=== INFORMATION SHOWN ===
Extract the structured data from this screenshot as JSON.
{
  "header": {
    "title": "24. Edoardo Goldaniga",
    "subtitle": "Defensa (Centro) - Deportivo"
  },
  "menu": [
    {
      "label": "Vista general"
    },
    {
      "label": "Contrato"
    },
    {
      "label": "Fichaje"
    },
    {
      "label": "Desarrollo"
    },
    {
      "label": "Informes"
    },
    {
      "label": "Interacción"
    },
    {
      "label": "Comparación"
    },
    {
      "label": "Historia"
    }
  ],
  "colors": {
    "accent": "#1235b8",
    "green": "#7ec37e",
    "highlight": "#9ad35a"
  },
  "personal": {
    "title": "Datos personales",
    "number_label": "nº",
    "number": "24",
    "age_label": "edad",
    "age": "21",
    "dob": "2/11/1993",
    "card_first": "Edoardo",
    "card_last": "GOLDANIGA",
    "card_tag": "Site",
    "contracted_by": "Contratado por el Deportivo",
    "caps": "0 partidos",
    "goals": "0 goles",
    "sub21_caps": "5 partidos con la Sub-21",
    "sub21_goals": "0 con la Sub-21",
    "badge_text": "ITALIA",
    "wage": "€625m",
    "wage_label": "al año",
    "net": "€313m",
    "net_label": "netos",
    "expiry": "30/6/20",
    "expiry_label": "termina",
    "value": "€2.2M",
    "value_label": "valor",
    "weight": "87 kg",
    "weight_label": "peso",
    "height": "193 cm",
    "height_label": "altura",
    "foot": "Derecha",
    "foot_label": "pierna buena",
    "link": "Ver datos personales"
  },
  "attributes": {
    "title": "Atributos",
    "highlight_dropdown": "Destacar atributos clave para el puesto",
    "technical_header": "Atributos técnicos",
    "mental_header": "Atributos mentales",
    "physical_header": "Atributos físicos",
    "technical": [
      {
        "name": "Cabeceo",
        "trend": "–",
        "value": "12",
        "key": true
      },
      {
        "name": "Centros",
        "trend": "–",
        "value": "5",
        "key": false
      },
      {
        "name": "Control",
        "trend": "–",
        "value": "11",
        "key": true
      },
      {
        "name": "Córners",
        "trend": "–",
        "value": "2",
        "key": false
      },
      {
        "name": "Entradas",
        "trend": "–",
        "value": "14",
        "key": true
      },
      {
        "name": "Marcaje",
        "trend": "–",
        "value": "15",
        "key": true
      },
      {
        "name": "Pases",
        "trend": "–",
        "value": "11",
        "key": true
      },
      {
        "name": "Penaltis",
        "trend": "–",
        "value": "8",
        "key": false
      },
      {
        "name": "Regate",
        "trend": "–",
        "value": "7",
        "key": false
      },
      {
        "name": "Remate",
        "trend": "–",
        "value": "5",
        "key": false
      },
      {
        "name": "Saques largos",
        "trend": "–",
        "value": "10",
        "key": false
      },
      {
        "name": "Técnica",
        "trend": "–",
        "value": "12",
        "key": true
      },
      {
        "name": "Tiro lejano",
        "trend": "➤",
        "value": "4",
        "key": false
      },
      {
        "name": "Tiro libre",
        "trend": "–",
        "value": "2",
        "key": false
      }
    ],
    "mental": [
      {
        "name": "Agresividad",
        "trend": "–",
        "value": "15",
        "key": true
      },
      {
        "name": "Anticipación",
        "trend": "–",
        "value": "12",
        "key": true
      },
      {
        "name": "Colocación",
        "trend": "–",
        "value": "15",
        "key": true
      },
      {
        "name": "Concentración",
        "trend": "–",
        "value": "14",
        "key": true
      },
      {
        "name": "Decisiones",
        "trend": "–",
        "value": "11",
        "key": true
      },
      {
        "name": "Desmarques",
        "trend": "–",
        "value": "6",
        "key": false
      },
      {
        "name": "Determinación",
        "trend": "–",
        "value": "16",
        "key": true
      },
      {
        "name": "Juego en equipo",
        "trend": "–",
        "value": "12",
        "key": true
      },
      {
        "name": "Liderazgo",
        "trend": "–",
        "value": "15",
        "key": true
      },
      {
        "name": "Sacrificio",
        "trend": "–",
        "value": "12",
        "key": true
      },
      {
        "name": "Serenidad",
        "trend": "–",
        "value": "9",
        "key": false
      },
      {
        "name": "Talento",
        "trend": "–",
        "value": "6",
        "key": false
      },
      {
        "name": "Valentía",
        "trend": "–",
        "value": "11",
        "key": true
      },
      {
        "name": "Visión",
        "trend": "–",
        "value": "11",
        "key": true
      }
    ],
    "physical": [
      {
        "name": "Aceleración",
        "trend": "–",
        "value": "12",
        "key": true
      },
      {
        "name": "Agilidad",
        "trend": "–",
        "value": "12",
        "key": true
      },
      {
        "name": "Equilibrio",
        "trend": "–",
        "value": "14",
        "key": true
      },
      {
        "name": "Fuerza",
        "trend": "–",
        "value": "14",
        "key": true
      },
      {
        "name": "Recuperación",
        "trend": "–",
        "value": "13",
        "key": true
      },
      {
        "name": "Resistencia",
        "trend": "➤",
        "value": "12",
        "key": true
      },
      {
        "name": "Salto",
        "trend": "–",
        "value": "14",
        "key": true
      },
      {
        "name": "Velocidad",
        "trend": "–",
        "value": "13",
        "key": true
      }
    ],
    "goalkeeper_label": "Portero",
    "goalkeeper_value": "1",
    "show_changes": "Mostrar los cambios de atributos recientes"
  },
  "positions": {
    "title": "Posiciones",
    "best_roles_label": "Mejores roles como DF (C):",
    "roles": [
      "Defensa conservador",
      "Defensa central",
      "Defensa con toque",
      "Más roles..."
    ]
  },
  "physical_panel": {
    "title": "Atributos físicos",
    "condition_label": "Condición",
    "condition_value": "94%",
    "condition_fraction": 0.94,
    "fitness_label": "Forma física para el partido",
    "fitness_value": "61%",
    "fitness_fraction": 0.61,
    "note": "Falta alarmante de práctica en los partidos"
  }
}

=== WHAT NEEDS TO BE DONE ===
Restate the records, all of them, precisely as written.

=== TASK RESPONSE ===
Extract the structured data from this screenshot as JSON.
{
  "header": {
    "title": "24. Edoardo Goldaniga",
    "subtitle": "Defensa (Centro) - Deportivo"
  },
  "menu": [
    {
      "label": "Vista general"
    },
    {
      "label": "Contrato"
    },
    {
      "label": "Fichaje"
    },
    {
      "label": "Desarrollo"
    },
    {
      "label": "Informes"
    },
    {
      "label": "Interacción"
    },
    {
      "label": "Comparación"
    },
    {
      "label": "Historia"
    }
  ],
  "colors": {
    "accent": "#1235b8",
    "green": "#7ec37e",
    "highlight": "#9ad35a"
  },
  "personal": {
    "title": "Datos personales",
    "number_label": "nº",
    "number": "24",
    "age_label": "edad",
    "age": "21",
    "dob": "2/11/1993",
    "card_first": "Edoardo",
    "card_last": "GOLDANIGA",
    "card_tag": "Site",
    "contracted_by": "Contratado por el Deportivo",
    "caps": "0 partidos",
    "goals": "0 goles",
    "sub21_caps": "5 partidos con la Sub-21",
    "sub21_goals": "0 con la Sub-21",
    "badge_text": "ITALIA",
    "wage": "€625m",
    "wage_label": "al año",
    "net": "€313m",
    "net_label": "netos",
    "expiry": "30/6/20",
    "expiry_label": "termina",
    "value": "€2.2M",
    "value_label": "valor",
    "weight": "87 kg",
    "weight_label": "peso",
    "height": "193 cm",
    "height_label": "altura",
    "foot": "Derecha",
    "foot_label": "pierna buena",
    "link": "Ver datos personales"
  },
  "attributes": {
    "title": "Atributos",
    "highlight_dropdown": "Destacar atributos clave para el puesto",
    "technical_header": "Atributos técnicos",
    "mental_header": "Atributos mentales",
    "physical_header": "Atributos físicos",
    "technical": [
      {
        "name": "Cabeceo",
        "trend": "–",
        "value": "12",
        "key": true
      },
      {
        "name": "Centros",
        "trend": "–",
        "value": "5",
        "key": false
      },
      {
        "name": "Control",
        "trend": "–",
        "value": "11",
        "key": true
      },
      {
        "name": "Córners",
        "trend": "–",
        "value": "2",
        "key": false
      },
      {
        "name": "Entradas",
        "trend": "–",
        "value": "14",
        "key": true
      },
      {
        "name": "Marcaje",
        "trend": "–",
        "value": "15",
        "key": true
      },
      {
        "name": "Pases",
        "trend": "–",
        "value": "11",
        "key": true
      },
      {
        "name": "Penaltis",
        "trend": "–",
        "value": "8",
        "key": false
      },
      {
        "name": "Regate",
        "trend": "–",
        "value": "7",
        "key": false
      },
      {
        "name": "Remate",
        "trend": "–",
        "value": "5",
        "key": false
      },
      {
        "name": "Saques largos",
        "trend": "–",
        "value": "10",
        "key": false
      },
      {
        "name": "Técnica",
        "trend": "–",
        "value": "12",
        "key": true
      },
      {
        "name": "Tiro lejano",
        "trend": "➤",
        "value": "4",
        "key": false
      },
      {
        "name": "Tiro libre",
        "trend": "–",
        "value": "2",
        "key": false
      }
    ],
    "mental": [
      {
        "name": "Agresividad",
        "trend": "–",
        "value": "15",
        "key": true
      },
      {
        "name": "Anticipación",
        "trend": "–",
        "value": "12",
        "key": true
      },
      {
        "name": "Colocación",
        "trend": "–",
        "value": "15",
        "key": true
      },
      {
        "name": "Concentración",
        "trend": "–",
        "value": "14",
        "key": true
      },
      {
        "name": "Decisiones",
        "trend": "–",
        "value": "11",
        "key": true
      },
      {
        "name": "Desmarques",
        "trend": "–",
        "value": "6",
        "key": false
      },
      {
        "name": "Determinación",
        "trend": "–",
        "value": "16",
        "key": true
      },
      {
        "name": "Juego en equipo",
        "trend": "–",
        "value": "12",
        "key": true
      },
      {
        "name": "Liderazgo",
        "trend": "–",
        "value": "15",
        "key": true
      },
      {
        "name": "Sacrificio",
        "trend": "–",
        "value": "12",
        "key": true
      },
      {
        "name": "Serenidad",
        "trend": "–",
        "value": "9",
        "key": false
      },
      {
        "name": "Talento",
        "trend": "–",
        "value": "6",
        "key": false
      },
      {
        "name": "Valentía",
        "trend": "–",
        "value": "11",
        "key": true
      },
      {
        "name": "Visión",
        "trend": "–",
        "value": "11",
        "key": true
      }
    ],
    "physical": [
      {
        "name": "Aceleración",
        "trend": "–",
        "value": "12",
        "key": true
      },
      {
        "name": "Agilidad",
        "trend": "–",
        "value": "12",
        "key": true
      },
      {
        "name": "Equilibrio",
        "trend": "–",
        "value": "14",
        "key": true
      },
      {
        "name": "Fuerza",
        "trend": "–",
        "value": "14",
        "key": true
      },
      {
        "name": "Recuperación",
        "trend": "–",
        "value": "13",
        "key": true
      },
      {
        "name": "Resistencia",
        "trend": "➤",
        "value": "12",
        "key": true
      },
      {
        "name": "Salto",
        "trend": "–",
        "value": "14",
        "key": true
      },
      {
        "name": "Velocidad",
        "trend": "–",
        "value": "13",
        "key": true
      }
    ],
    "goalkeeper_label": "Portero",
    "goalkeeper_value": "1",
    "show_changes": "Mostrar los cambios de atributos recientes"
  },
  "positions": {
    "title": "Posiciones",
    "best_roles_label": "Mejores roles como DF (C):",
    "roles": [
      "Defensa conservador",
      "Defensa central",
      "Defensa con toque",
      "Más roles..."
    ]
  },
  "physical_panel": {
    "title": "Atributos físicos",
    "condition_label": "Condición",
    "condition_value": "94%",
    "condition_fraction": 0.94,
    "fitness_label": "Forma física para el partido",
    "fitness_value": "61%",
    "fitness_fraction": 0.61,
    "note": "Falta alarmante de práctica en los partidos"
  }
}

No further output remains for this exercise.